CHALLENGE
Give the data again, word for word.

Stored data
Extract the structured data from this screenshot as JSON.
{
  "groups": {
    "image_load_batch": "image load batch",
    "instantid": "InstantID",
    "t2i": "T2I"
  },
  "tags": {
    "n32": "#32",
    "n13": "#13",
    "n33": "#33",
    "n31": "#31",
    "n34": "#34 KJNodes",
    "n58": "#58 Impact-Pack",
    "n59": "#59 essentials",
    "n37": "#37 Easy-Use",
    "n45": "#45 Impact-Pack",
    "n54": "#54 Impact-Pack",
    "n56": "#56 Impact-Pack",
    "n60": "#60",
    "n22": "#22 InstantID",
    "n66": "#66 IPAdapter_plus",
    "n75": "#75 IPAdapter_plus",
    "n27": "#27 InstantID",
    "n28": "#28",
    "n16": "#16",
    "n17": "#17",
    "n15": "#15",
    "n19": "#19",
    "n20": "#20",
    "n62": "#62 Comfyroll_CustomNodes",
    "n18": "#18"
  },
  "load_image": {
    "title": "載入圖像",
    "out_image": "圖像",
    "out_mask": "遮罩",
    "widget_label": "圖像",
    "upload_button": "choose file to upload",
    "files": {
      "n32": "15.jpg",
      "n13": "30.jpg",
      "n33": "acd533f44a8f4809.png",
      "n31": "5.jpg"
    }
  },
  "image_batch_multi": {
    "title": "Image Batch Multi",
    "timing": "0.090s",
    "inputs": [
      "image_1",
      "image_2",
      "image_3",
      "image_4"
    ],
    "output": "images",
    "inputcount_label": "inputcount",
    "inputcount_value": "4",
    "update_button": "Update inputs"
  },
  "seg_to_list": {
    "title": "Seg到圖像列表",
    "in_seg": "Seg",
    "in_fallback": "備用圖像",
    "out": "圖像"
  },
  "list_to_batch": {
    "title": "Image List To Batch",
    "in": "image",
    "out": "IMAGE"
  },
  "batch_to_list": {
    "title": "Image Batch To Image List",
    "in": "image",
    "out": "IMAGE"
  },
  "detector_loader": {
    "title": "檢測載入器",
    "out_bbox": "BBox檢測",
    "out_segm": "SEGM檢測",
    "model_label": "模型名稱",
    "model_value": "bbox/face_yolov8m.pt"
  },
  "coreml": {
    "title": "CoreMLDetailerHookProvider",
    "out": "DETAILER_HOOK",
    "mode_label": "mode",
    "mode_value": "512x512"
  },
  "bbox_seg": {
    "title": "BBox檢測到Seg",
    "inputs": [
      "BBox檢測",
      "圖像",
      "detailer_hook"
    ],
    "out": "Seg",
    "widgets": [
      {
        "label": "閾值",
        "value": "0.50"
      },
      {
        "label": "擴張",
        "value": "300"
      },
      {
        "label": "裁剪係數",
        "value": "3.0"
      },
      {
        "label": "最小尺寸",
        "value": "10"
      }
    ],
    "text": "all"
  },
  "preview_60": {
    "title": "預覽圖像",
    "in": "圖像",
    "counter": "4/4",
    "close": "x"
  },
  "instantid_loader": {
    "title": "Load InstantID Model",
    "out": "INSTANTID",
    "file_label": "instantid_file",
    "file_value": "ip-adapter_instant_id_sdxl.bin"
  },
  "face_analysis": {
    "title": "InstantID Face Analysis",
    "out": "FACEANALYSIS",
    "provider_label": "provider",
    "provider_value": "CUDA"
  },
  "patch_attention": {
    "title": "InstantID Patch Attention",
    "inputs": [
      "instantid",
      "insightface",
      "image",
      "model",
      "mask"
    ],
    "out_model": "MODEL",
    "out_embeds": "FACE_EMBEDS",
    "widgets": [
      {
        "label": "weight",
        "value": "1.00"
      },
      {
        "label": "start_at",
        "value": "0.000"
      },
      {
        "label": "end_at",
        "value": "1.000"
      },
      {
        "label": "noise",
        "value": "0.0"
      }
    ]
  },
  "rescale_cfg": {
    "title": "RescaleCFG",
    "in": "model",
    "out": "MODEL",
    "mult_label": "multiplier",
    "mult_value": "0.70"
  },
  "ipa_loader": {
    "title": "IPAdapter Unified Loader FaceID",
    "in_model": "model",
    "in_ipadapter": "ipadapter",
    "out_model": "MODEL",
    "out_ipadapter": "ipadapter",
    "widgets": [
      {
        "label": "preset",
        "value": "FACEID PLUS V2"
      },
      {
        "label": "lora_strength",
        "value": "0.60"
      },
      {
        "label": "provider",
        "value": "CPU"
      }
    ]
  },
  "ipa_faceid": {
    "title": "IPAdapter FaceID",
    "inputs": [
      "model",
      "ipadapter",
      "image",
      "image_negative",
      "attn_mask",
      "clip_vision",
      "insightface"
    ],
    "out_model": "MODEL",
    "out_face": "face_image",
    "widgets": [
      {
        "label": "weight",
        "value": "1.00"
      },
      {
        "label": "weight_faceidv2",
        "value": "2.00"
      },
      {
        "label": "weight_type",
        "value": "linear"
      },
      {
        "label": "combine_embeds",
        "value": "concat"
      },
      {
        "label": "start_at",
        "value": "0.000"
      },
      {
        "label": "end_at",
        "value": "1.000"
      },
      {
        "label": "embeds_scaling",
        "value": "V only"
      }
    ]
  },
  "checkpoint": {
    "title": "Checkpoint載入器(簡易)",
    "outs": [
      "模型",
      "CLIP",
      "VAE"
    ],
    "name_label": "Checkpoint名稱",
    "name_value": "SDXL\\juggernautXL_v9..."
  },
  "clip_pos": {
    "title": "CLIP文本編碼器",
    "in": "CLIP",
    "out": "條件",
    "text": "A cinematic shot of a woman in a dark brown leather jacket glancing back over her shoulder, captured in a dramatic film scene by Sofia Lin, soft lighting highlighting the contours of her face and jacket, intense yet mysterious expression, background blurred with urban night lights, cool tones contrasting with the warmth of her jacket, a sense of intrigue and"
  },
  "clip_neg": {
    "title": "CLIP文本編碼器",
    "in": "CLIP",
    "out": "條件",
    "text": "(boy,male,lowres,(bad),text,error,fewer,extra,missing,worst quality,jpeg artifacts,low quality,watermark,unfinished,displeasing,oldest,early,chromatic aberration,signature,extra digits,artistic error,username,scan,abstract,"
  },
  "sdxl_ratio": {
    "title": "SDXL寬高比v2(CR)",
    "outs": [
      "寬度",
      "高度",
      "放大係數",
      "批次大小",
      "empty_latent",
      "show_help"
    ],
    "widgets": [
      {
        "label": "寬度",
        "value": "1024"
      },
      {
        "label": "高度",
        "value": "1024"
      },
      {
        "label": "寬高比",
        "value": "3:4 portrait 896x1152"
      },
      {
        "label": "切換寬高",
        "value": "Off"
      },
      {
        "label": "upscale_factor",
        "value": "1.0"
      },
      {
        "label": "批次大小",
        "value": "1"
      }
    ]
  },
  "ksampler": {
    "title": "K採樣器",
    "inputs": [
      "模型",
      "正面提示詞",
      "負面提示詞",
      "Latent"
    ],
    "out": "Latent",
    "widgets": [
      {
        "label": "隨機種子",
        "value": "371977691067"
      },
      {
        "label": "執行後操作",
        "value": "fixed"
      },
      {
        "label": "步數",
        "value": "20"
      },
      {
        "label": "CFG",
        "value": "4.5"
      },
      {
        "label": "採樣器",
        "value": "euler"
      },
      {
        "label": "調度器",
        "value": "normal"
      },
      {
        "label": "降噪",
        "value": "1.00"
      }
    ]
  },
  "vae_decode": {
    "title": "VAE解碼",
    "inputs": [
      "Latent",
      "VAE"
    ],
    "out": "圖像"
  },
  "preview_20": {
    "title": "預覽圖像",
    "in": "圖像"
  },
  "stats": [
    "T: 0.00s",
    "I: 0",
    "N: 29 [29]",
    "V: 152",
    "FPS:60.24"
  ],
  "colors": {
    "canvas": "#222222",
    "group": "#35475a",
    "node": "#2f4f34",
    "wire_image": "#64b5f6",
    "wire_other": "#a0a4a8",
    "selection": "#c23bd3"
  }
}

SOLUTION FOR THIS TASK
Extract the structured data from this screenshot as JSON.
{
  "groups": {
    "image_load_batch": "image load batch",
    "instantid": "InstantID",
    "t2i": "T2I"
  },
  "tags": {
    "n32": "#32",
    "n13": "#13",
    "n33": "#33",
    "n31": "#31",
    "n34": "#34 KJNodes",
    "n58": "#58 Impact-Pack",
    "n59": "#59 essentials",
    "n37": "#37 Easy-Use",
    "n45": "#45 Impact-Pack",
    "n54": "#54 Impact-Pack",
    "n56": "#56 Impact-Pack",
    "n60": "#60",
    "n22": "#22 InstantID",
    "n66": "#66 IPAdapter_plus",
    "n75": "#75 IPAdapter_plus",
    "n27": "#27 InstantID",
    "n28": "#28",
    "n16": "#16",
    "n17": "#17",
    "n15": "#15",
    "n19": "#19",
    "n20": "#20",
    "n62": "#62 Comfyroll_CustomNodes",
    "n18": "#18"
  },
  "load_image": {
    "title": "載入圖像",
    "out_image": "圖像",
    "out_mask": "遮罩",
    "widget_label": "圖像",
    "upload_button": "choose file to upload",
    "files": {
      "n32": "15.jpg",
      "n13": "30.jpg",
      "n33": "acd533f44a8f4809.png",
      "n31": "5.jpg"
    }
  },
  "image_batch_multi": {
    "title": "Image Batch Multi",
    "timing": "0.090s",
    "inputs": [
      "image_1",
      "image_2",
      "image_3",
      "image_4"
    ],
    "output": "images",
    "inputcount_label": "inputcount",
    "inputcount_value": "4",
    "update_button": "Update inputs"
  },
  "seg_to_list": {
    "title": "Seg到圖像列表",
    "in_seg": "Seg",
    "in_fallback": "備用圖像",
    "out": "圖像"
  },
  "list_to_batch": {
    "title": "Image List To Batch",
    "in": "image",
    "out": "IMAGE"
  },
  "batch_to_list": {
    "title": "Image Batch To Image List",
    "in": "image",
    "out": "IMAGE"
  },
  "detector_loader": {
    "title": "檢測載入器",
    "out_bbox": "BBox檢測",
    "out_segm": "SEGM檢測",
    "model_label": "模型名稱",
    "model_value": "bbox/face_yolov8m.pt"
  },
  "coreml": {
    "title": "CoreMLDetailerHookProvider",
    "out": "DETAILER_HOOK",
    "mode_label": "mode",
    "mode_value": "512x512"
  },
  "bbox_seg": {
    "title": "BBox檢測到Seg",
    "inputs": [
      "BBox檢測",
      "圖像",
      "detailer_hook"
    ],
    "out": "Seg",
    "widgets": [
      {
        "label": "閾值",
        "value": "0.50"
      },
      {
        "label": "擴張",
        "value": "300"
      },
      {
        "label": "裁剪係數",
        "value": "3.0"
      },
      {
        "label": "最小尺寸",
        "value": "10"
      }
    ],
    "text": "all"
  },
  "preview_60": {
    "title": "預覽圖像",
    "in": "圖像",
    "counter": "4/4",
    "close": "x"
  },
  "instantid_loader": {
    "title": "Load InstantID Model",
    "out": "INSTANTID",
    "file_label": "instantid_file",
    "file_value": "ip-adapter_instant_id_sdxl.bin"
  },
  "face_analysis": {
    "title": "InstantID Face Analysis",
    "out": "FACEANALYSIS",
    "provider_label": "provider",
    "provider_value": "CUDA"
  },
  "patch_attention": {
    "title": "InstantID Patch Attention",
    "inputs": [
      "instantid",
      "insightface",
      "image",
      "model",
      "mask"
    ],
    "out_model": "MODEL",
    "out_embeds": "FACE_EMBEDS",
    "widgets": [
      {
        "label": "weight",
        "value": "1.00"
      },
      {
        "label": "start_at",
        "value": "0.000"
      },
      {
        "label": "end_at",
        "value": "1.000"
      },
      {
        "label": "noise",
        "value": "0.0"
      }
    ]
  },
  "rescale_cfg": {
    "title": "RescaleCFG",
    "in": "model",
    "out": "MODEL",
    "mult_label": "multiplier",
    "mult_value": "0.70"
  },
  "ipa_loader": {
    "title": "IPAdapter Unified Loader FaceID",
    "in_model": "model",
    "in_ipadapter": "ipadapter",
    "out_model": "MODEL",
    "out_ipadapter": "ipadapter",
    "widgets": [
      {
        "label": "preset",
        "value": "FACEID PLUS V2"
      },
      {
        "label": "lora_strength",
        "value": "0.60"
      },
      {
        "label": "provider",
        "value": "CPU"
      }
    ]
  },
  "ipa_faceid": {
    "title": "IPAdapter FaceID",
    "inputs": [
      "model",
      "ipadapter",
      "image",
      "image_negative",
      "attn_mask",
      "clip_vision",
      "insightface"
    ],
    "out_model": "MODEL",
    "out_face": "face_image",
    "widgets": [
      {
        "label": "weight",
        "value": "1.00"
      },
      {
        "label": "weight_faceidv2",
        "value": "2.00"
      },
      {
        "label": "weight_type",
        "value": "linear"
      },
      {
        "label": "combine_embeds",
        "value": "concat"
      },
      {
        "label": "start_at",
        "value": "0.000"
      },
      {
        "label": "end_at",
        "value": "1.000"
      },
      {
        "label": "embeds_scaling",
        "value": "V only"
      }
    ]
  },
  "checkpoint": {
    "title": "Checkpoint載入器(簡易)",
    "outs": [
      "模型",
      "CLIP",
      "VAE"
    ],
    "name_label": "Checkpoint名稱",
    "name_value": "SDXL\\juggernautXL_v9..."
  },
  "clip_pos": {
    "title": "CLIP文本編碼器",
    "in": "CLIP",
    "out": "條件",
    "text": "A cinematic shot of a woman in a dark brown leather jacket glancing back over her shoulder, captured in a dramatic film scene by Sofia Lin, soft lighting highlighting the contours of her face and jacket, intense yet mysterious expression, background blurred with urban night lights, cool tones contrasting with the warmth of her jacket, a sense of intrigue and"
  },
  "clip_neg": {
    "title": "CLIP文本編碼器",
    "in": "CLIP",
    "out": "條件",
    "text": "(boy,male,lowres,(bad),text,error,fewer,extra,missing,worst quality,jpeg artifacts,low quality,watermark,unfinished,displeasing,oldest,early,chromatic aberration,signature,extra digits,artistic error,username,scan,abstract,"
  },
  "sdxl_ratio": {
    "title": "SDXL寬高比v2(CR)",
    "outs": [
      "寬度",
      "高度",
      "放大係數",
      "批次大小",
      "empty_latent",
      "show_help"
    ],
    "widgets": [
      {
        "label": "寬度",
        "value": "1024"
      },
      {
        "label": "高度",
        "value": "1024"
      },
      {
        "label": "寬高比",
        "value": "3:4 portrait 896x1152"
      },
      {
        "label": "切換寬高",
        "value": "Off"
      },
      {
        "label": "upscale_factor",
        "value": "1.0"
      },
      {
        "label": "批次大小",
        "value": "1"
      }
    ]
  },
  "ksampler": {
    "title": "K採樣器",
    "inputs": [
      "模型",
      "正面提示詞",
      "負面提示詞",
      "Latent"
    ],
    "out": "Latent",
    "widgets": [
      {
        "label": "隨機種子",
        "value": "371977691067"
      },
      {
        "label": "執行後操作",
        "value": "fixed"
      },
      {
        "label": "步數",
        "value": "20"
      },
      {
        "label": "CFG",
        "value": "4.5"
      },
      {
        "label": "採樣器",
        "value": "euler"
      },
      {
        "label": "調度器",
        "value": "normal"
      },
      {
        "label": "降噪",
        "value": "1.00"
      }
    ]
  },
  "vae_decode": {
    "title": "VAE解碼",
    "inputs": [
      "Latent",
      "VAE"
    ],
    "out": "圖像"
  },
  "preview_20": {
    "title": "預覽圖像",
    "in": "圖像"
  },
  "stats": [
    "T: 0.00s",
    "I: 0",
    "N: 29 [29]",
    "V: 152",
    "FPS:60.24"
  ],
  "colors": {
    "canvas": "#222222",
    "group": "#35475a",
    "node": "#2f4f34",
    "wire_image": "#64b5f6",
    "wire_other": "#a0a4a8",
    "selection": "#c23bd3"
  }
}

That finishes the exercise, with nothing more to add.